Decide whether each statement agrees with the email exchange on modeling versus simulation, answering yes or no and quoting the deciding words from it: 1. The weather simulator draws on a database of past storms. 2. SimEarth had no dynamical equations for global climate. 3. Casinos always win because of how they limit the allowed cases.

** Begin PASSAGE PROVIDED **

So I became vague and imprecise, but what can you be in a starting idea which does not even have a glossary <G>?
I deny the use of 'reality': we have only an interpretation of part of it. What we see as objective, is subjective interpretation. What we see as reality, is our virtual decision about a partial vue. If our models are adequately cut, we can construct some 'valid' predictions - within that model. 'Statistical estimates' depend on the choice (and number?) of cases included into the 'counting'. Probability is a game, the classic example that casinos ALWAYS win depends on their limiting design of the allowed cases. If SimEarth (I don't know it) is adequately supported by wide enough base-lines then we really can kill the meteoroligsts if the prognosis fails. About the 'mimicking' of circumstances: they change like everything. The interinfluencing of 'remote' networks is subject to seemingly unrelated effects which makes the stupid butterfly effect less stupid indeed.
The best thing that could happen to humanity was the reductionist science way, to gather and organize observations and draw conclusions (predictions) within that edifice which grew out from the chaotic. Maybe I should mention also religion, as 2nd best, allowing humanity a relaxed evolution. In my scientific agnosticism, however, I think it is time to step forward from both. Carefully and cautiously. No "R" before the evolution.
Thanks for your thought provoking lines
John M
----- Original Message ----- From: "John Kineman" <***> To: <***> Sent: Friday, December 17, 2004 5:53 PM Subject: Re: Modeling vs. Simulation [from "fundamental problems in physics"]
John M.
Sorry to not be explicit, but i think it is not clearly definable in practice. I don't have a theoretical definition for it as Rosen does, or appears to. In practice, it seems to be any representation of a natural system over time that is not constructed on sub-models of causalities, ie. generally thought of as the processes (efficient causes). However, it is quite subjective to decide when a model has taken into account enough causalities to qualify as a prediction. Most climate models and hurricane models are referred to as simulations if they depict a possible event. For example, we have a weather simulator based on a database of historical storms. If one specifies a set of conditions and a location, it will construct a typical storm based on prior storms and then show it to you in the desired location. You can then examine how such a storm would affect that location, were it to occur. It is a hypothetical model run, in that case. Such simulations could be causally based or based on statistical estimates - either one. It is not a model because it does not refer to actual or expected conditions, only hypothetical ones. Another example, the game SimEarth actually had dynamical equations to deal with global climate and ecosystem change. It was simplified for game purposes, but it employed some knowledge of causalities. One could then construct hypothetical Earth systems and watch them evolve as one altered conditions, added factories or carbon sequestering units, etc. The idea was to see if you could stablize the system.
the distinction Rosen makes about simulation seems to more refer to how
good one's model is - whether or not it is based on reality or is just
meant to mimic or look like reality. But the problem I have with that is
that all scientific models are mimics to some degree, because we don't
know all the causalities or if we've formalized them adequately.
Best,
John K

** End PASSAGE PROVIDED **
** Begin EXTRACTED MATERIAL **

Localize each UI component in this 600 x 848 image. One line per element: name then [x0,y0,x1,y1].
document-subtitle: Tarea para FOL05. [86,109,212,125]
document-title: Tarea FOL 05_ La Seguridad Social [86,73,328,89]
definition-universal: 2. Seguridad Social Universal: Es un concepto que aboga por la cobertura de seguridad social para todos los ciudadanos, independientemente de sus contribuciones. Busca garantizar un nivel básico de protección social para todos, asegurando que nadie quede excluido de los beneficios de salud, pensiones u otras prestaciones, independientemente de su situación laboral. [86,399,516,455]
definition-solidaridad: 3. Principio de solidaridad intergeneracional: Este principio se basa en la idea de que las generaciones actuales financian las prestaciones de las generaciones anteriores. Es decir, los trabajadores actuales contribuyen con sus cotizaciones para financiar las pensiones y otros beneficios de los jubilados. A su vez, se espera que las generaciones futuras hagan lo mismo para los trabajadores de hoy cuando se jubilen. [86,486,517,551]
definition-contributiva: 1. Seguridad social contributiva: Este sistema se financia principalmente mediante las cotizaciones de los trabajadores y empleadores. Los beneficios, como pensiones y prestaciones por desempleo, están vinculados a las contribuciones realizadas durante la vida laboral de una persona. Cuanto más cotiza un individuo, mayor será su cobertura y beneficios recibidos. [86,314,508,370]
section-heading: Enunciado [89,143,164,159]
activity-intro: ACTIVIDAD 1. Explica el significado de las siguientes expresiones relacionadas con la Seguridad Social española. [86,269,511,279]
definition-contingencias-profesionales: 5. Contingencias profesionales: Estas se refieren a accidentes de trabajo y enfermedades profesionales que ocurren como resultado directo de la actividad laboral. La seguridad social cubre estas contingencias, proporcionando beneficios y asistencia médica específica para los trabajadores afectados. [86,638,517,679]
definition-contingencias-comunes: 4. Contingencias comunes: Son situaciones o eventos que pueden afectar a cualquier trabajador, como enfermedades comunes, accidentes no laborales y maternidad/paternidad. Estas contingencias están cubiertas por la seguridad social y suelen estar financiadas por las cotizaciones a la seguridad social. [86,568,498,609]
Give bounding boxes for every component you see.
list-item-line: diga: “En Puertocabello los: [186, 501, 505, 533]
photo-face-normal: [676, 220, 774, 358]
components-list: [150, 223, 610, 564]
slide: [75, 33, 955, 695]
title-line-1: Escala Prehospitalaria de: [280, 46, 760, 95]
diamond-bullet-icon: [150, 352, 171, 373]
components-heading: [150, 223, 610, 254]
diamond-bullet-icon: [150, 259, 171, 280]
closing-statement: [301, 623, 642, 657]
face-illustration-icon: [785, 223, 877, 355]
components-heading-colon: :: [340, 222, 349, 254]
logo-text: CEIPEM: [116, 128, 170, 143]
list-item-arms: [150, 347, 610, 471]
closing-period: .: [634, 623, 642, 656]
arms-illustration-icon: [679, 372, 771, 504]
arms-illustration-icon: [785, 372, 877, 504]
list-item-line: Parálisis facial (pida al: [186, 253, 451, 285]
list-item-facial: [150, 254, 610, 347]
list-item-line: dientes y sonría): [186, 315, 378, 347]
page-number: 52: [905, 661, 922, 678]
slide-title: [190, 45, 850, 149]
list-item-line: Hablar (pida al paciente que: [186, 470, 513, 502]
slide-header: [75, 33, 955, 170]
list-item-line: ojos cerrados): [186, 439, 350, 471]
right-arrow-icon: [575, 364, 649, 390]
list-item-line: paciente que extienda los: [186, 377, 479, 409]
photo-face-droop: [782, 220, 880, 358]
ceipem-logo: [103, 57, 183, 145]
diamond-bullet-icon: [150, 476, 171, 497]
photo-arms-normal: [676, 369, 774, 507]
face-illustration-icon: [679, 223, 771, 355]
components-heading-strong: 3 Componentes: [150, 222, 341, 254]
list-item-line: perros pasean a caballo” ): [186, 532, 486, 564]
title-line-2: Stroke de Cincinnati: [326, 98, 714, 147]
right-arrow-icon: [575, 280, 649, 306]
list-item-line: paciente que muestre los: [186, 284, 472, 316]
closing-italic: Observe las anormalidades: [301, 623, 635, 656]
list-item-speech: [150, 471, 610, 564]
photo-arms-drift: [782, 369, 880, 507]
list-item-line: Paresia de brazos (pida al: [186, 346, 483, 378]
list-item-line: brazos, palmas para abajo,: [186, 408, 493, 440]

** End EXTRACTED MATERIAL **

__SOLUTION FOR THIS TASK__
1. Yes: "we have a weather simulator based on a database of historical storms"
2. No: "the game SimEarth actually had dynamical equations to deal with global climate and ecosystem change"
3. Yes: "the classic example that casinos ALWAYS win depends on their limiting design of the allowed cases"